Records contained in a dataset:

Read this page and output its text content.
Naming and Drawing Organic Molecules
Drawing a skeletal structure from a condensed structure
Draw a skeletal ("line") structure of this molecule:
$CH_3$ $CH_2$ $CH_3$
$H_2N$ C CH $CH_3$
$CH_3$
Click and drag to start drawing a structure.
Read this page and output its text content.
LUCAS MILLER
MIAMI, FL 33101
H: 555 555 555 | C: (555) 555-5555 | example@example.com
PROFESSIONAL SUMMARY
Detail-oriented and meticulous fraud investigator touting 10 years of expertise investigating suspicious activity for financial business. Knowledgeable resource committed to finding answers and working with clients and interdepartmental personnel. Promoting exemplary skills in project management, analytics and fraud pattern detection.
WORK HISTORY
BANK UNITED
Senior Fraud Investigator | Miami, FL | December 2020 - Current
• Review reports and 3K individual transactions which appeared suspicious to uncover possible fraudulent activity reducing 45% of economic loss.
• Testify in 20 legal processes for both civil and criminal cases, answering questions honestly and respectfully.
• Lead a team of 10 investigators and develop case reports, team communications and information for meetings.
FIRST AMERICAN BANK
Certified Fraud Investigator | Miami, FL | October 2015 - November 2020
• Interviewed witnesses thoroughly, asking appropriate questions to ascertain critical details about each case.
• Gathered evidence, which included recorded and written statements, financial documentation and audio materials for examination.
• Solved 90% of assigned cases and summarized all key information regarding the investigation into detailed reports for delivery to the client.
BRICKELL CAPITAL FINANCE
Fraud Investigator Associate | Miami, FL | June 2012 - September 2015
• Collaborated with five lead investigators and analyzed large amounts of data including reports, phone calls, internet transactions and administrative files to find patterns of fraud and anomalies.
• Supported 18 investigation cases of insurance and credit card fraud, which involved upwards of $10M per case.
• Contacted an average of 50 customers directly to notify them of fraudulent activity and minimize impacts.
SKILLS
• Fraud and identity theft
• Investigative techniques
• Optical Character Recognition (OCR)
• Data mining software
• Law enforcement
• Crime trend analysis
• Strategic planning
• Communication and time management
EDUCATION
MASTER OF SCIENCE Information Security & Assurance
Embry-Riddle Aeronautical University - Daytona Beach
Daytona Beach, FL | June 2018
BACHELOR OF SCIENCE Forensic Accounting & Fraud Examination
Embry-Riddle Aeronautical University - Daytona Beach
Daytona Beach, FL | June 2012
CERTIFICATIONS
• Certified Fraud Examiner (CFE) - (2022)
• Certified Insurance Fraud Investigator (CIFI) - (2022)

■ **Task prompt**
Output the records verbatim, from the first line to the last.

■ **Answer to the task**
Read this page and output its text content.
Naming and Drawing Organic Molecules
Drawing a skeletal structure from a condensed structure
Draw a skeletal ("line") structure of this molecule:
$CH_3$ $CH_2$ $CH_3$
$H_2N$ C CH $CH_3$
$CH_3$
Click and drag to start drawing a structure.
Read this page and output its text content.
LUCAS MILLER
MIAMI, FL 33101
H: 555 555 555 | C: (555) 555-5555 | example@example.com
PROFESSIONAL SUMMARY
Detail-oriented and meticulous fraud investigator touting 10 years of expertise investigating suspicious activity for financial business. Knowledgeable resource committed to finding answers and working with clients and interdepartmental personnel. Promoting exemplary skills in project management, analytics and fraud pattern detection.
WORK HISTORY
BANK UNITED
Senior Fraud Investigator | Miami, FL | December 2020 - Current
• Review reports and 3K individual transactions which appeared suspicious to uncover possible fraudulent activity reducing 45% of economic loss.
• Testify in 20 legal processes for both civil and criminal cases, answering questions honestly and respectfully.
• Lead a team of 10 investigators and develop case reports, team communications and information for meetings.
FIRST AMERICAN BANK
Certified Fraud Investigator | Miami, FL | October 2015 - November 2020
• Interviewed witnesses thoroughly, asking appropriate questions to ascertain critical details about each case.
• Gathered evidence, which included recorded and written statements, financial documentation and audio materials for examination.
• Solved 90% of assigned cases and summarized all key information regarding the investigation into detailed reports for delivery to the client.
BRICKELL CAPITAL FINANCE
Fraud Investigator Associate | Miami, FL | June 2012 - September 2015
• Collaborated with five lead investigators and analyzed large amounts of data including reports, phone calls, internet transactions and administrative files to find patterns of fraud and anomalies.
• Supported 18 investigation cases of insurance and credit card fraud, which involved upwards of $10M per case.
• Contacted an average of 50 customers directly to notify them of fraudulent activity and minimize impacts.
SKILLS
• Fraud and identity theft
• Investigative techniques
• Optical Character Recognition (OCR)
• Data mining software
• Law enforcement
• Crime trend analysis
• Strategic planning
• Communication and time management
EDUCATION
MASTER OF SCIENCE Information Security & Assurance
Embry-Riddle Aeronautical University - Daytona Beach
Daytona Beach, FL | June 2018
BACHELOR OF SCIENCE Forensic Accounting & Fraud Examination
Embry-Riddle Aeronautical University - Daytona Beach
Daytona Beach, FL | June 2012
CERTIFICATIONS
• Certified Fraud Examiner (CFE) - (2022)
• Certified Insurance Fraud Investigator (CIFI) - (2022)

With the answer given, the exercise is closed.